- _SHORT EXERCISE_
Scan the material that follows. Copy every line containing the word "text".

- _SOURCE MATERIAL_
......
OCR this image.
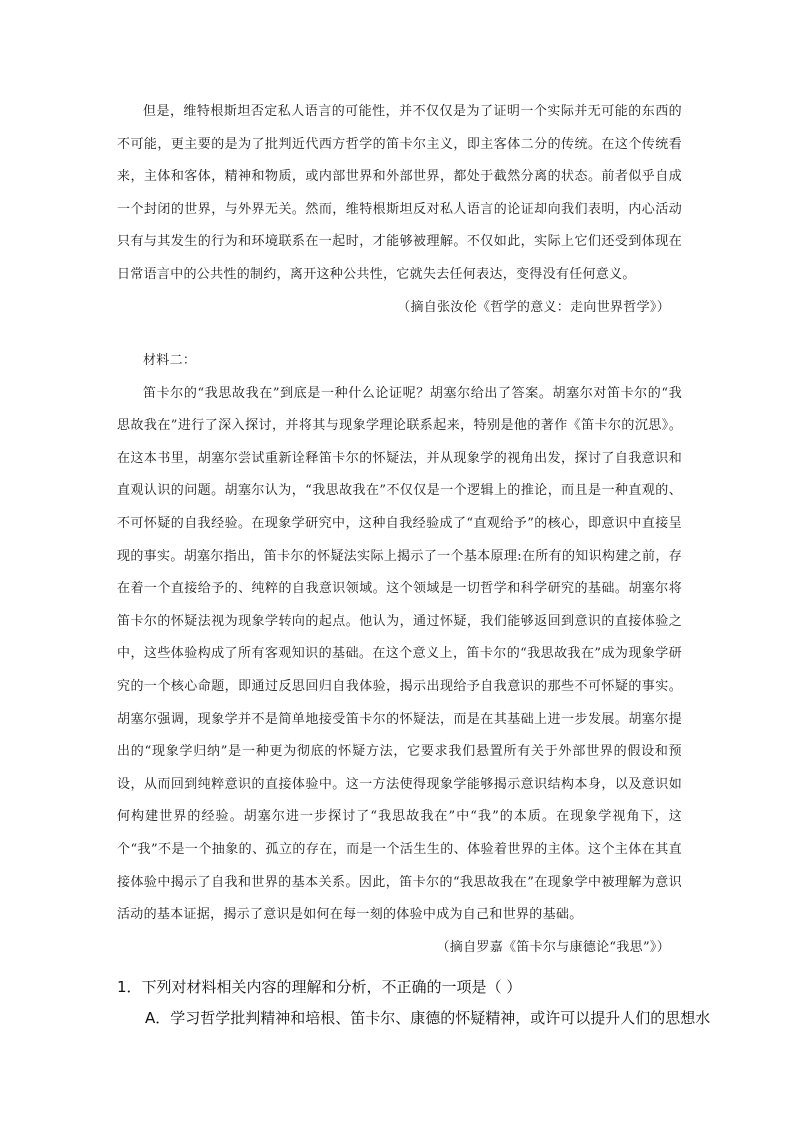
但是，维特根斯坦否定私人语言的可能性，并不仅仅是为了证明一个实际并无可能的东西的不可能，更主要的是为了批判近代西方哲学的笛卡尔主义，即主客体二分的传统。在这个传统看来，主体和客体，精神和物质，或内部世界和外部世界，都处于截然分离的状态。前者似乎自成一个封闭的世界，与外界无关。然而，维特根斯坦反对私人语言的论证却向我们表明，内心活动只有与其发生的行为和环境联系在一起时，才能够被理解。不仅如此，实际上它们还受到体现在日常语言中的公共性的制约，离开这种公共性，它就失去任何表达，变得没有任何意义。

（摘自张汝伦《哲学的意义：走向世界哲学》）

材料二：

笛卡尔的“我思故我在”到底是一种什么论证呢？胡塞尔给出了答案。胡塞尔对笛卡尔的“我思故我在”进行了深入探讨，并将其与现象学理论联系起来，特别是他的著作《笛卡尔的沉思》。在这本书里，胡塞尔尝试重新诠释笛卡尔的怀疑法，并从现象学的视角出发，探讨了自我意识和直观认识的问题。胡塞尔认为，“我思故我在”不仅仅是一个逻辑上的推论，而且是一种直观的、不可怀疑的自我经验。在现象学研究中，这种自我经验成了“直观给予”的核心，即意识中直接呈现的事实。胡塞尔指出，笛卡尔的怀疑法实际上揭示了一个基本原理:在所有的知识构建之前，存在着一个直接给予的、纯粹的自我意识领域。这个领域是一切哲学和科学研究的基础。胡塞尔将笛卡尔的怀疑法视为现象学转向的起点。他认为，通过怀疑，我们能够返回到意识的直接体验之中，这些体验构成了所有客观知识的基础。在这个意义上，笛卡尔的“我思故我在”成为现象学研究的一个核心命题，即通过反思回归自我体验，揭示出现给予自我意识的那些不可怀疑的事实。胡塞尔强调，现象学并不是简单地接受笛卡尔的怀疑法，而是在其基础上进一步发展。胡塞尔提出的“现象学归纳”是一种更为彻底的怀疑方法，它要求我们悬置所有关于外部世界的假设和预设，从而回到纯粹意识的直接体验中。这一方法使得现象学能够揭示意识结构本身，以及意识如何构建世界的经验。胡塞尔进一步探讨了“我思故我在”中“我”的本质。在现象学视角下，这个“我”不是一个抽象的、孤立的存在，而是一个活生生的、体验着世界的主体。这个主体在其直接体验中揭示了自我和世界的基本关系。因此，笛卡尔的“我思故我在”在现象学中被理解为意识活动的基本证据，揭示了意识是如何在每一刻的体验中成为自己和世界的基础。

（摘自罗嘉《笛卡尔与康德论“我思”》）

1．下列对材料相关内容的理解和分析，不正确的一项是（ ）

A．学习哲学批判精神和培根、笛卡尔、康德的怀疑精神，或许可以提升人们的思想水
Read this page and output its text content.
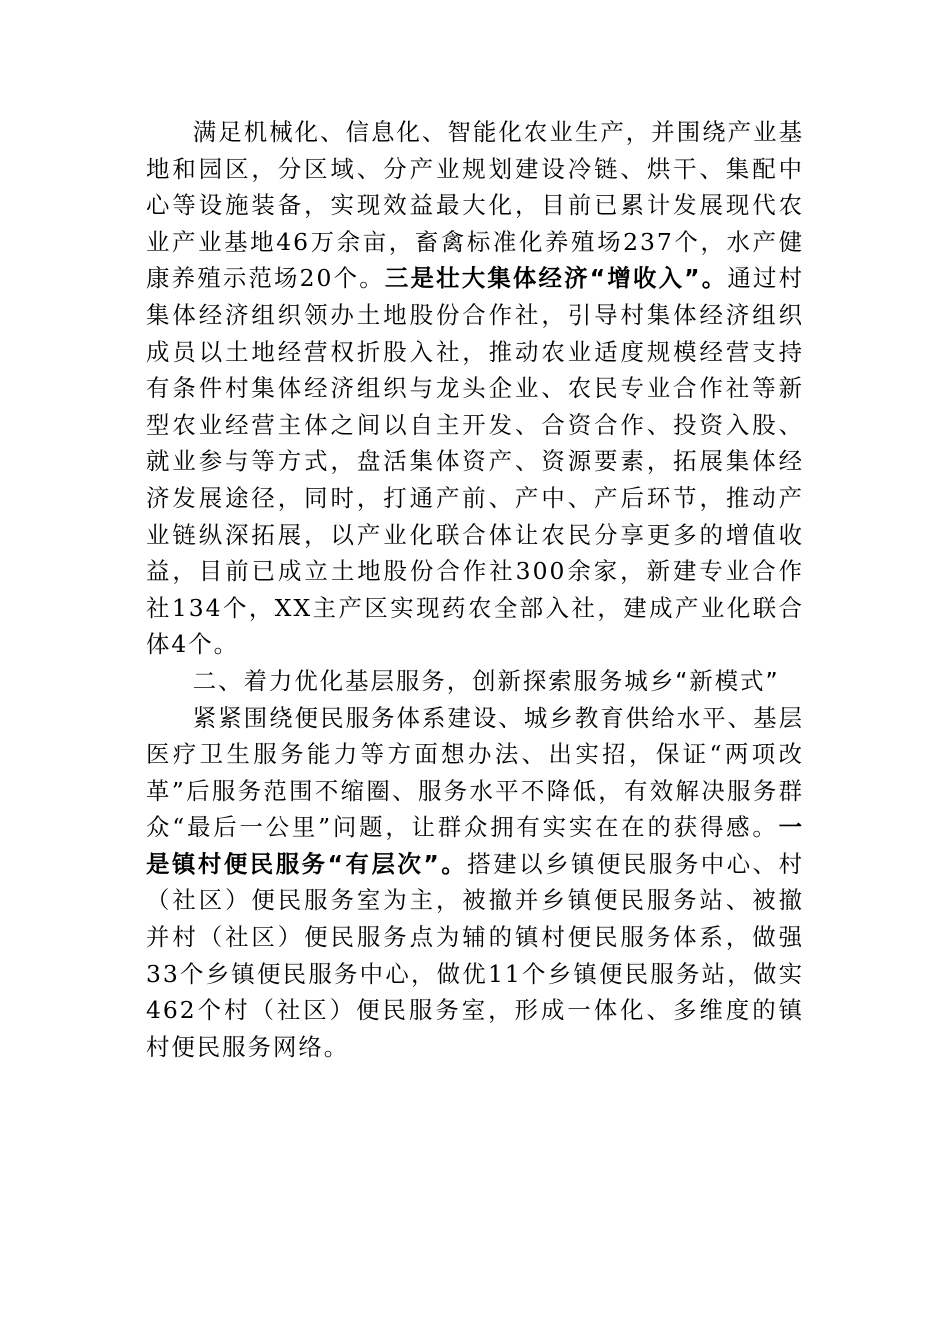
满足机械化、信息化、智能化农业生产，并围绕产业基地和园区，分区域、分产业规划建设冷链、烘干、集配中心等设施装备，实现效益最大化，目前已累计发展现代农业产业基地46万余亩，畜禽标准化养殖场237个，水产健康养殖示范场20个。三是壮大集体经济“增收入”。通过村集体经济组织领办土地股份合作社，引导村集体经济组织成员以土地经营权折股入社，推动农业适度规模经营支持有条件村集体经济组织与龙头企业、农民专业合作社等新型农业经营主体之间以自主开发、合资合作、投资入股、就业参与等方式，盘活集体资产、资源要素，拓展集体经济发展途径，同时，打通产前、产中、产后环节，推动产业链纵深拓展，以产业化联合体让农民分享更多的增值收益，目前已成立土地股份合作社300余家，新建专业合作社134个，XX主产区实现药农全部入社，建成产业化联合体4个。

二、着力优化基层服务，创新探索服务城乡“新模式”

紧紧围绕便民服务体系建设、城乡教育供给水平、基层医疗卫生服务能力等方面想办法、出实招，保证“两项改革”后服务范围不缩圈、服务水平不降低，有效解决服务群众“最后一公里”问题，让群众拥有实实在在的获得感。一是镇村便民服务“有层次”。搭建以乡镇便民服务中心、村（社区）便民服务室为主，被撤并乡镇便民服务站、被撤并村（社区）便民服务点为辅的镇村便民服务体系，做强33个乡镇便民服务中心，做优11个乡镇便民服务站，做实462个村（社区）便民服务室，形成一体化、多维度的镇村便民服务网络。
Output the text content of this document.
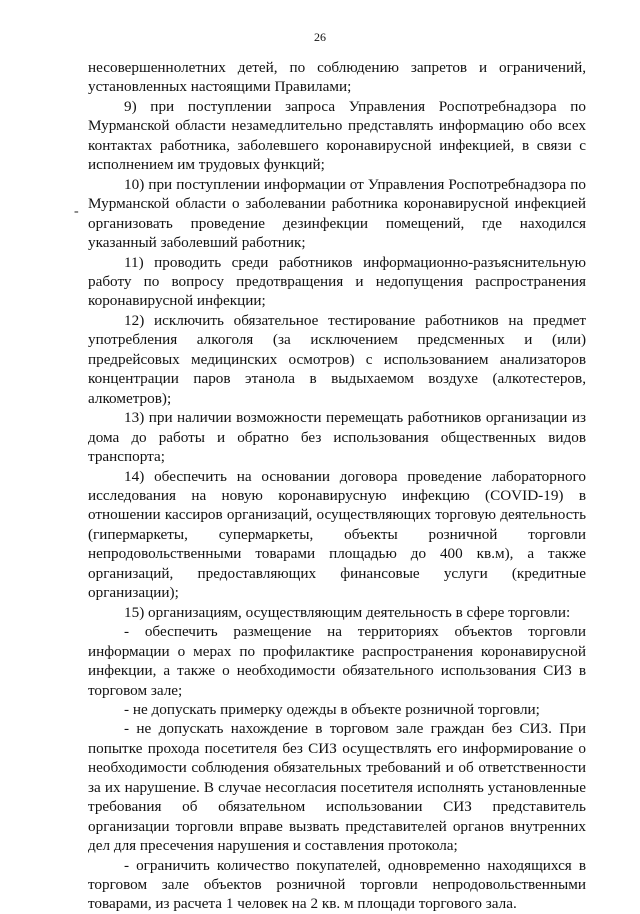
26
-

несовершеннолетних детей, по соблюдению запретов и ограничений, установленных настоящими Правилами;

9) при поступлении запроса Управления Роспотребнадзора по Мурманской области незамедлительно представлять информацию обо всех контактах работника, заболевшего коронавирусной инфекцией, в связи с исполнением им трудовых функций;

10) при поступлении информации от Управления Роспотребнадзора по Мурманской области о заболевании работника коронавирусной инфекцией организовать проведение дезинфекции помещений, где находился указанный заболевший работник;

11) проводить среди работников информационно-разъяснительную работу по вопросу предотвращения и недопущения распространения коронавирусной инфекции;

12) исключить обязательное тестирование работников на предмет употребления алкоголя (за исключением предсменных и (или) предрейсовых медицинских осмотров) с использованием анализаторов концентрации паров этанола в выдыхаемом воздухе (алкотестеров, алкометров);

13) при наличии возможности перемещать работников организации из дома до работы и обратно без использования общественных видов транспорта;

14) обеспечить на основании договора проведение лабораторного исследования на новую коронавирусную инфекцию (COVID-19) в отношении кассиров организаций, осуществляющих торговую деятельность (гипермаркеты, супермаркеты, объекты розничной торговли непродовольственными товарами площадью до 400 кв.м), а также организаций, предоставляющих финансовые услуги (кредитные организации);

15) организациям, осуществляющим деятельность в сфере торговли:

- обеспечить размещение на территориях объектов торговли информации о мерах по профилактике распространения коронавирусной инфекции, а также о необходимости обязательного использования СИЗ в торговом зале;

- не допускать примерку одежды в объекте розничной торговли;

- не допускать нахождение в торговом зале граждан без СИЗ. При попытке прохода посетителя без СИЗ осуществлять его информирование о необходимости соблюдения обязательных требований и об ответственности за их нарушение. В случае несогласия посетителя исполнять установленные требования об обязательном использовании СИЗ представитель организации торговли вправе вызвать представителей органов внутренних дел для пресечения нарушения и составления протокола;

- ограничить количество покупателей, одновременно находящихся в торговом зале объектов розничной торговли непродовольственными товарами, из расчета 1 человек на 2 кв. м площади торгового зала.
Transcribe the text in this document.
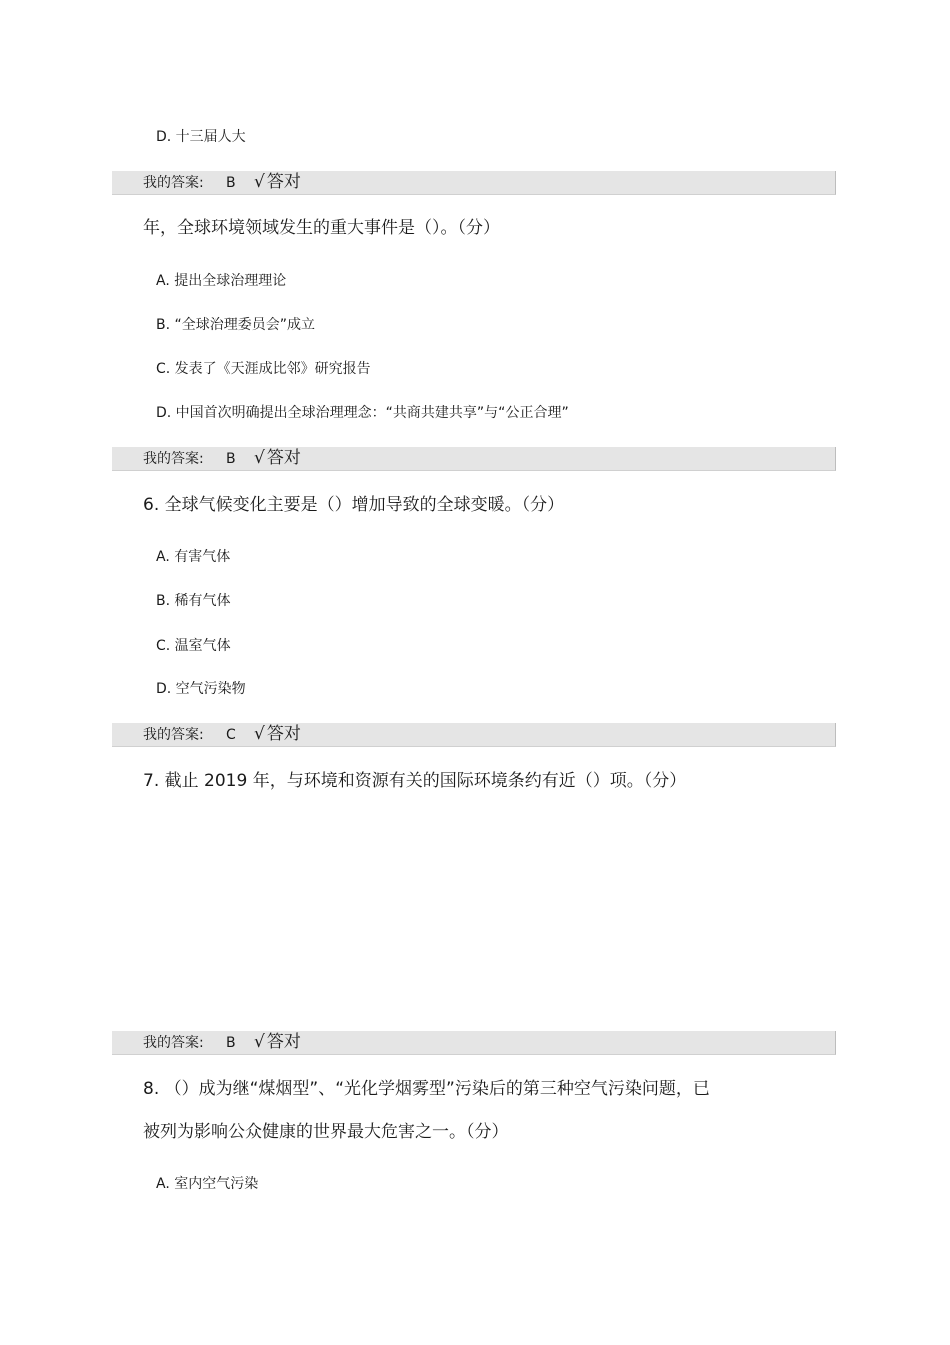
D. 十三届人大
我的答案: B √ 答对
年，全球环境领域发生的重大事件是（）。（分）
A. 提出全球治理理论
B. “全球治理委员会”成立
C. 发表了《天涯成比邻》研究报告
D. 中国首次明确提出全球治理理念：“共商共建共享”与“公正合理”
我的答案: B √ 答对
6. 全球气候变化主要是（）增加导致的全球变暖。（分）
A. 有害气体
B. 稀有气体
C. 温室气体
D. 空气污染物
我的答案: C √ 答对
7. 截止 2019 年，与环境和资源有关的国际环境条约有近（）项。（分）
我的答案: B √ 答对
8. （）成为继“煤烟型”、“光化学烟雾型”污染后的第三种空气污染问题，已
被列为影响公众健康的世界最大危害之一。（分）
A. 室内空气污染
......
- _OUTPUT_
Read this page and output its text content.
Output the text content of this document.
Transcribe the text in this document.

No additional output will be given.